§ Stated goal: Return all lines that include the string "JSON".
◆ ◆ ◆ ◆ ◆
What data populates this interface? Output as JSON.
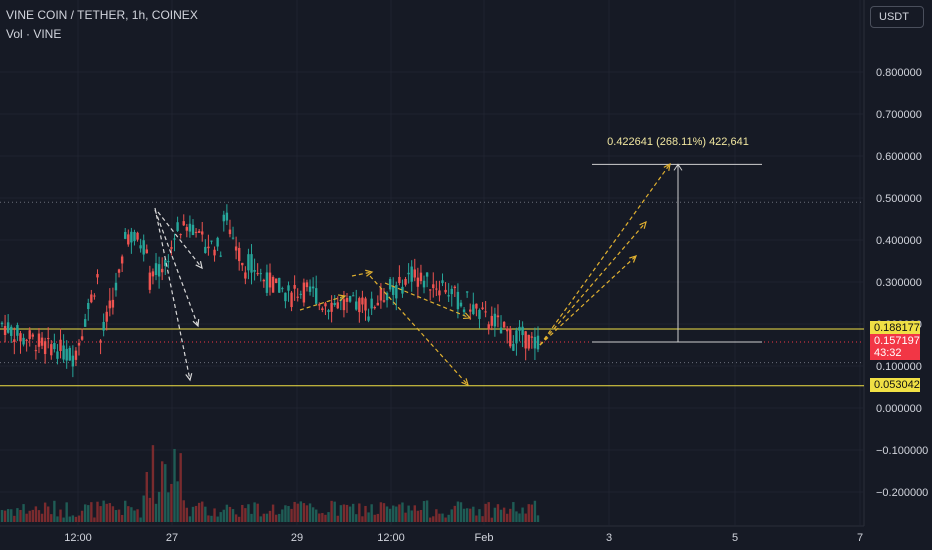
{
  "header": {
    "title": "VINE COIN / TETHER, 1h, COINEX",
    "volume_label": "Vol · VINE"
  },
  "currency_button": "USDT",
  "price_tags": {
    "line_upper": "0.188177",
    "current_price": "0.157197",
    "countdown": "43:32",
    "line_lower": "0.053042"
  },
  "measure_label": "0.422641 (268.11%) 422,641",
  "colors": {
    "background": "#161a25",
    "grid": "#1f2330",
    "up": "#26a69a",
    "down": "#ef5350",
    "yellow_line": "#f0e045",
    "current_tag": "#f23645",
    "arrow_white": "#d8d8d8",
    "arrow_yellow": "#e0b030"
  },
  "chart_data": {
    "type": "candlestick",
    "title": "VINE COIN / TETHER, 1h, COINEX",
    "y_ticks": [
      "0.800000",
      "0.700000",
      "0.600000",
      "0.500000",
      "0.400000",
      "0.300000",
      "0.200000",
      "0.100000",
      "0.000000",
      "−0.100000",
      "−0.200000"
    ],
    "y_tick_values": [
      0.8,
      0.7,
      0.6,
      0.5,
      0.4,
      0.3,
      0.2,
      0.1,
      0.0,
      -0.1,
      -0.2
    ],
    "x_ticks": [
      "12:00",
      "27",
      "29",
      "12:00",
      "Feb",
      "3",
      "5",
      "7"
    ],
    "ylim": [
      -0.25,
      0.85
    ],
    "horizontal_levels": [
      0.188177,
      0.053042
    ],
    "current_price": 0.157197,
    "dotted_levels": [
      0.49,
      0.108
    ],
    "measure": {
      "from": 0.157,
      "to": 0.58,
      "change": 0.422641,
      "percent": "268.11%"
    },
    "price_path": [
      [
        0.2,
        0.19
      ],
      [
        0.17,
        0.16
      ],
      [
        0.15,
        0.14
      ],
      [
        0.13,
        0.12
      ],
      [
        0.15,
        0.33
      ],
      [
        0.42,
        0.35
      ],
      [
        0.3,
        0.38
      ],
      [
        0.42,
        0.37
      ],
      [
        0.4,
        0.44
      ],
      [
        0.48,
        0.38
      ],
      [
        0.36,
        0.33
      ],
      [
        0.3,
        0.29
      ],
      [
        0.28,
        0.26
      ],
      [
        0.25,
        0.27
      ],
      [
        0.24,
        0.25
      ],
      [
        0.23,
        0.25
      ],
      [
        0.27,
        0.29
      ],
      [
        0.31,
        0.33
      ],
      [
        0.3,
        0.29
      ],
      [
        0.26,
        0.24
      ],
      [
        0.22,
        0.2
      ],
      [
        0.18,
        0.16
      ],
      [
        0.16,
        0.15
      ]
    ],
    "volume_note": "volume histogram along bottom"
  }
}
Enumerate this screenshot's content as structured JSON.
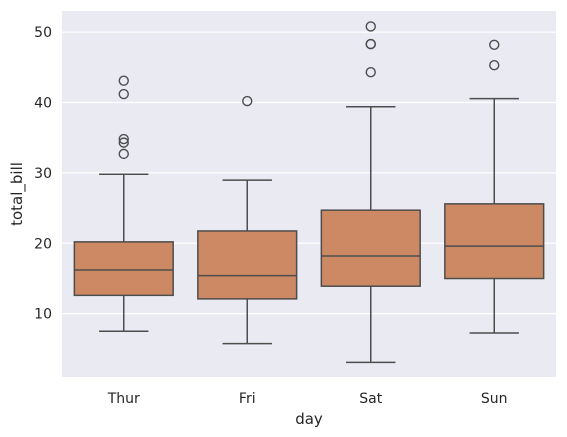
{
  "chart_data": {
    "type": "box",
    "title": "",
    "xlabel": "day",
    "ylabel": "total_bill",
    "categories": [
      "Thur",
      "Fri",
      "Sat",
      "Sun"
    ],
    "ylim": [
      1.0,
      53.0
    ],
    "yticks": [
      10,
      20,
      30,
      40,
      50
    ],
    "grid": true,
    "box_color": "#CC8963",
    "edge_color": "#4d4d4d",
    "plot_background": "#EAEAF2",
    "boxes": [
      {
        "category": "Thur",
        "whisker_low": 7.5,
        "q1": 12.6,
        "median": 16.2,
        "q3": 20.2,
        "whisker_high": 29.8,
        "outliers": [
          32.7,
          34.3,
          34.8,
          41.2,
          43.1
        ]
      },
      {
        "category": "Fri",
        "whisker_low": 5.75,
        "q1": 12.1,
        "median": 15.4,
        "q3": 21.75,
        "whisker_high": 28.97,
        "outliers": [
          40.2
        ]
      },
      {
        "category": "Sat",
        "whisker_low": 3.07,
        "q1": 13.9,
        "median": 18.2,
        "q3": 24.7,
        "whisker_high": 39.4,
        "outliers": [
          44.3,
          48.3,
          48.3,
          50.8
        ]
      },
      {
        "category": "Sun",
        "whisker_low": 7.25,
        "q1": 14.99,
        "median": 19.6,
        "q3": 25.6,
        "whisker_high": 40.55,
        "outliers": [
          45.3,
          48.2
        ]
      }
    ]
  }
}
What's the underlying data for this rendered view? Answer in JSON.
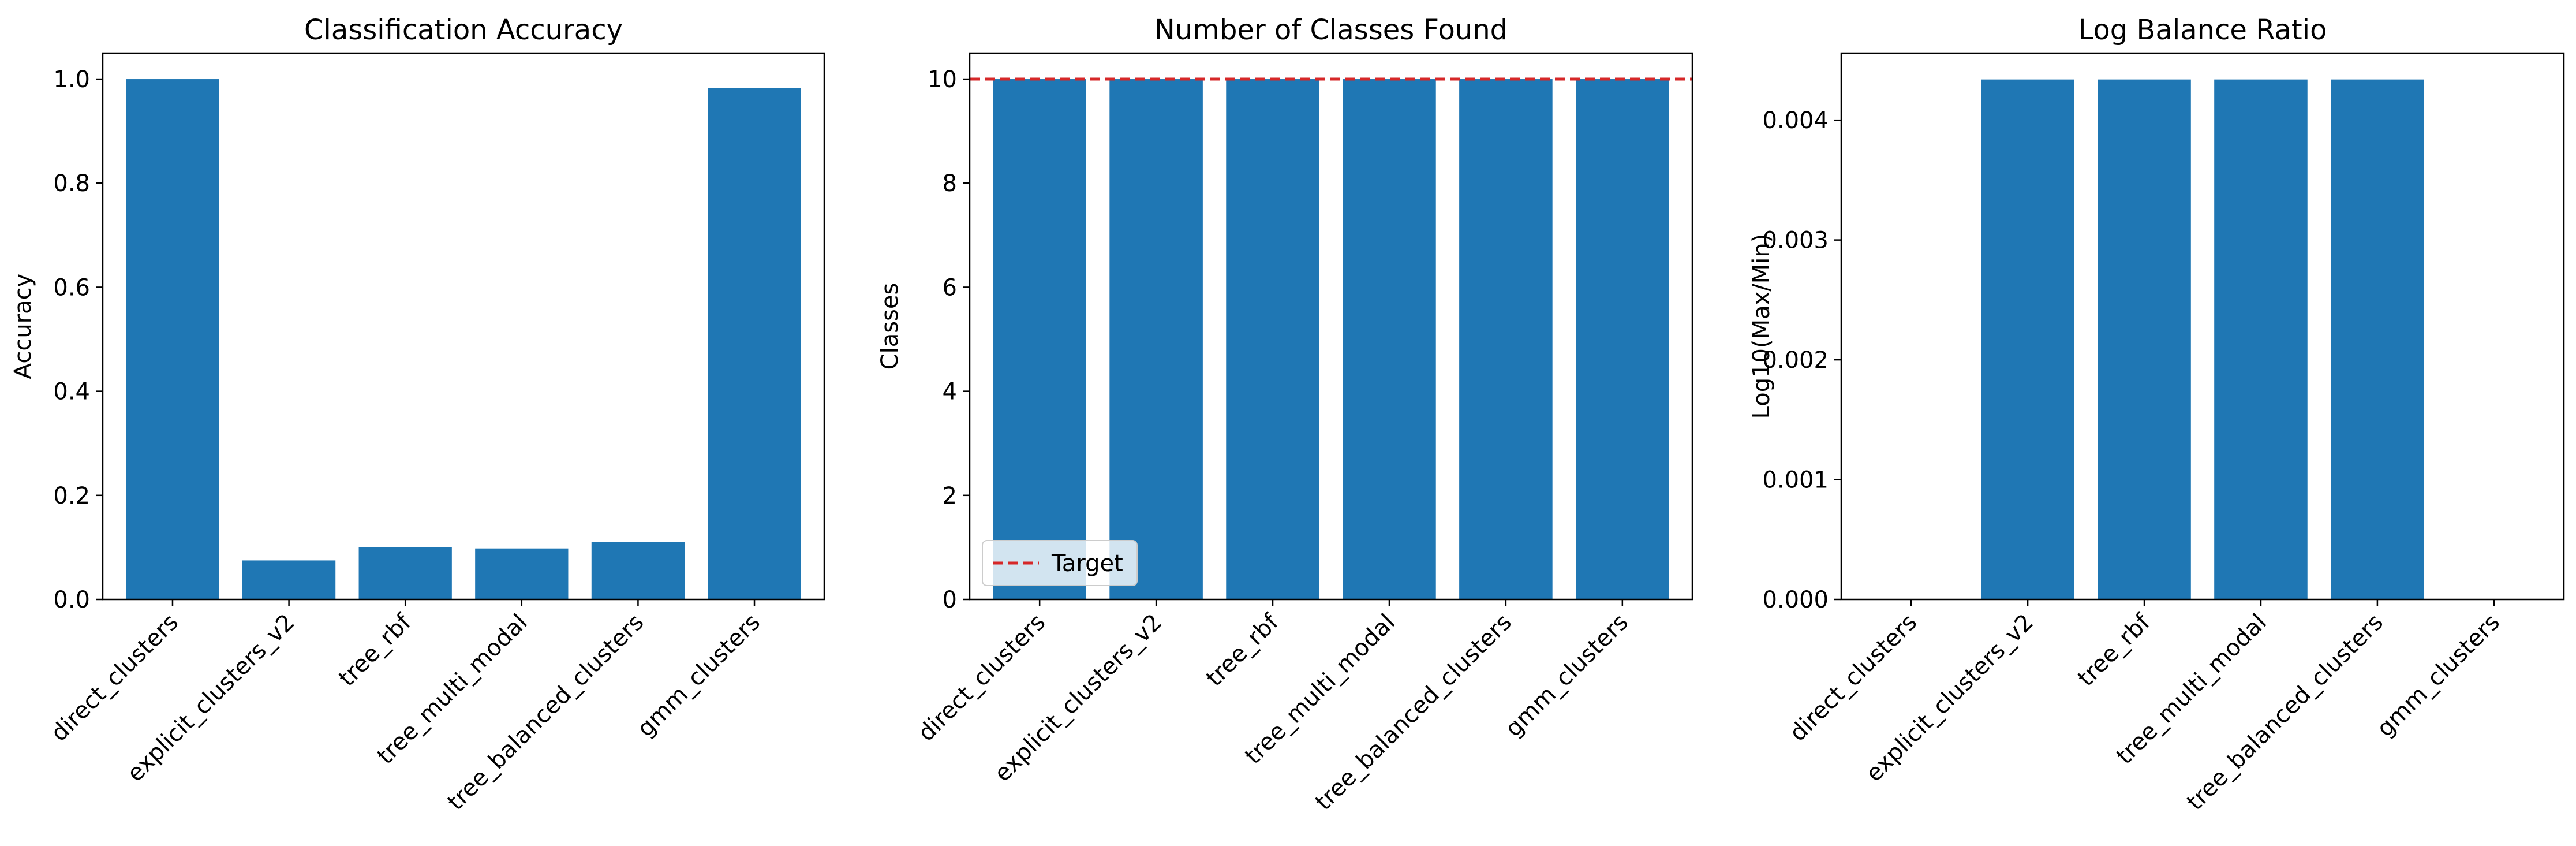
◆ ◆ ◆ ◆ ◆
§ Result of the task:
What data populates this interface? Output as JSON.
Enumerate this screenshot's content as structured JSON.
What's the underlying data for this rendered view? Answer in JSON.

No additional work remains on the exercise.